What needs to be done
The entries below need to be written out exactly, with no pictures included.
## Begin Records supplied
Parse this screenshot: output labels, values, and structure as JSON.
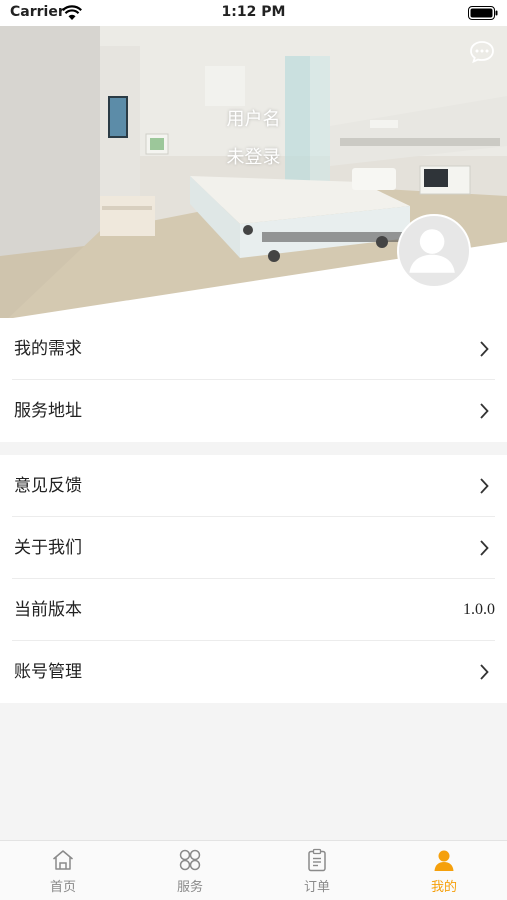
{
  "status_bar": {
    "carrier": "Carrier",
    "time": "1:12 PM"
  },
  "header": {
    "username": "用户名",
    "login_state": "未登录",
    "chat_icon": "chat-bubble-icon",
    "avatar_icon": "user-avatar-icon"
  },
  "menu": {
    "group1": [
      {
        "label": "我的需求",
        "icon": "chevron-right-icon"
      },
      {
        "label": "服务地址",
        "icon": "chevron-right-icon"
      }
    ],
    "group2": [
      {
        "label": "意见反馈",
        "icon": "chevron-right-icon"
      },
      {
        "label": "关于我们",
        "icon": "chevron-right-icon"
      },
      {
        "label": "当前版本",
        "value": "1.0.0"
      },
      {
        "label": "账号管理",
        "icon": "chevron-right-icon"
      }
    ]
  },
  "tabbar": {
    "tabs": [
      {
        "label": "首页",
        "icon": "home-icon",
        "active": false
      },
      {
        "label": "服务",
        "icon": "grid-clover-icon",
        "active": false
      },
      {
        "label": "订单",
        "icon": "clipboard-icon",
        "active": false
      },
      {
        "label": "我的",
        "icon": "person-icon",
        "active": true
      }
    ]
  },
  "colors": {
    "accent": "#f5a00c",
    "tab_inactive": "#8a8a8a",
    "background": "#f4f4f4"
  }
}
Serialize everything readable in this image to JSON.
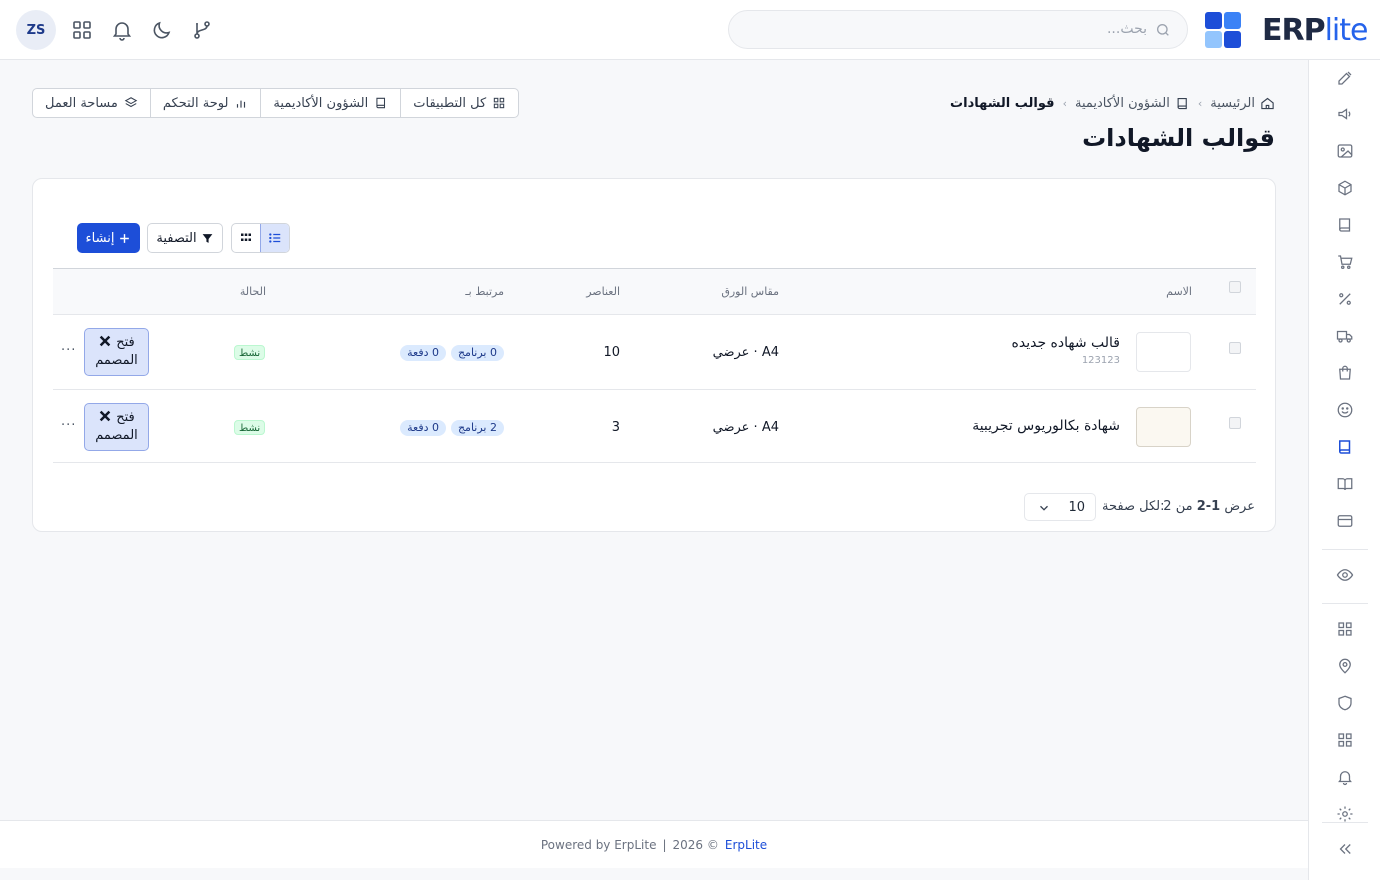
{
  "header": {
    "avatar_initials": "ZS",
    "search_placeholder": "بحث...",
    "logo_text_main": "ERP",
    "logo_text_suffix": "lite",
    "brand_colors": [
      "#1d4ed8",
      "#3b82f6",
      "#93c5fd"
    ]
  },
  "breadcrumb": {
    "home": "الرئيسية",
    "section": "الشؤون الأكاديمية",
    "current": "قوالب الشهادات"
  },
  "page": {
    "title": "قوالب الشهادات"
  },
  "quick_nav": [
    {
      "label": "كل التطبيقات",
      "icon": "grid-icon"
    },
    {
      "label": "الشؤون الأكاديمية",
      "icon": "book-icon"
    },
    {
      "label": "لوحة التحكم",
      "icon": "bar-chart-icon"
    },
    {
      "label": "مساحة العمل",
      "icon": "layers-icon"
    }
  ],
  "toolbar": {
    "create": "إنشاء",
    "filter": "التصفية"
  },
  "table": {
    "columns": {
      "name": "الاسم",
      "paper": "مقاس الورق",
      "elements": "العناصر",
      "linked": "مرتبط بـ",
      "status": "الحالة"
    },
    "rows": [
      {
        "name": "قالب شهاده جديده",
        "code": "123123",
        "paper": "A4 · عرضي",
        "elements": "10",
        "programs": "0 برنامج",
        "batches": "0 دفعة",
        "status": "نشط",
        "design_line1": "فتح",
        "design_line2": "المصمم",
        "more": "···"
      },
      {
        "name": "شهادة بكالوريوس تجريبية",
        "code": "",
        "paper": "A4 · عرضي",
        "elements": "3",
        "programs": "2 برنامج",
        "batches": "0 دفعة",
        "status": "نشط",
        "design_line1": "فتح",
        "design_line2": "المصمم",
        "more": "···"
      }
    ]
  },
  "pagination": {
    "showing_prefix": "عرض",
    "range": "1-2",
    "of": "من",
    "total": "2",
    "per_page_label": "لكل صفحة:",
    "per_page": "10"
  },
  "footer": {
    "powered": "Powered by ErpLite",
    "divider": "|",
    "copyright": "2026 ©",
    "brand_link": "ErpLite"
  }
}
## End Records supplied
Exercise result
Parse this screenshot: output labels, values, and structure as JSON.
{
  "status_bar": {
    "carrier": "Carrier",
    "time": "1:12 PM"
  },
  "header": {
    "username": "用户名",
    "login_state": "未登录",
    "chat_icon": "chat-bubble-icon",
    "avatar_icon": "user-avatar-icon"
  },
  "menu": {
    "group1": [
      {
        "label": "我的需求",
        "icon": "chevron-right-icon"
      },
      {
        "label": "服务地址",
        "icon": "chevron-right-icon"
      }
    ],
    "group2": [
      {
        "label": "意见反馈",
        "icon": "chevron-right-icon"
      },
      {
        "label": "关于我们",
        "icon": "chevron-right-icon"
      },
      {
        "label": "当前版本",
        "value": "1.0.0"
      },
      {
        "label": "账号管理",
        "icon": "chevron-right-icon"
      }
    ]
  },
  "tabbar": {
    "tabs": [
      {
        "label": "首页",
        "icon": "home-icon",
        "active": false
      },
      {
        "label": "服务",
        "icon": "grid-clover-icon",
        "active": false
      },
      {
        "label": "订单",
        "icon": "clipboard-icon",
        "active": false
      },
      {
        "label": "我的",
        "icon": "person-icon",
        "active": true
      }
    ]
  },
  "colors": {
    "accent": "#f5a00c",
    "tab_inactive": "#8a8a8a",
    "background": "#f4f4f4"
  }
}
Serialize everything readable in this image to JSON.
{
  "header": {
    "avatar_initials": "ZS",
    "search_placeholder": "بحث...",
    "logo_text_main": "ERP",
    "logo_text_suffix": "lite",
    "brand_colors": [
      "#1d4ed8",
      "#3b82f6",
      "#93c5fd"
    ]
  },
  "breadcrumb": {
    "home": "الرئيسية",
    "section": "الشؤون الأكاديمية",
    "current": "قوالب الشهادات"
  },
  "page": {
    "title": "قوالب الشهادات"
  },
  "quick_nav": [
    {
      "label": "كل التطبيقات",
      "icon": "grid-icon"
    },
    {
      "label": "الشؤون الأكاديمية",
      "icon": "book-icon"
    },
    {
      "label": "لوحة التحكم",
      "icon": "bar-chart-icon"
    },
    {
      "label": "مساحة العمل",
      "icon": "layers-icon"
    }
  ],
  "toolbar": {
    "create": "إنشاء",
    "filter": "التصفية"
  },
  "table": {
    "columns": {
      "name": "الاسم",
      "paper": "مقاس الورق",
      "elements": "العناصر",
      "linked": "مرتبط بـ",
      "status": "الحالة"
    },
    "rows": [
      {
        "name": "قالب شهاده جديده",
        "code": "123123",
        "paper": "A4 · عرضي",
        "elements": "10",
        "programs": "0 برنامج",
        "batches": "0 دفعة",
        "status": "نشط",
        "design_line1": "فتح",
        "design_line2": "المصمم",
        "more": "···"
      },
      {
        "name": "شهادة بكالوريوس تجريبية",
        "code": "",
        "paper": "A4 · عرضي",
        "elements": "3",
        "programs": "2 برنامج",
        "batches": "0 دفعة",
        "status": "نشط",
        "design_line1": "فتح",
        "design_line2": "المصمم",
        "more": "···"
      }
    ]
  },
  "pagination": {
    "showing_prefix": "عرض",
    "range": "1-2",
    "of": "من",
    "total": "2",
    "per_page_label": "لكل صفحة:",
    "per_page": "10"
  },
  "footer": {
    "powered": "Powered by ErpLite",
    "divider": "|",
    "copyright": "2026 ©",
    "brand_link": "ErpLite"
  }
}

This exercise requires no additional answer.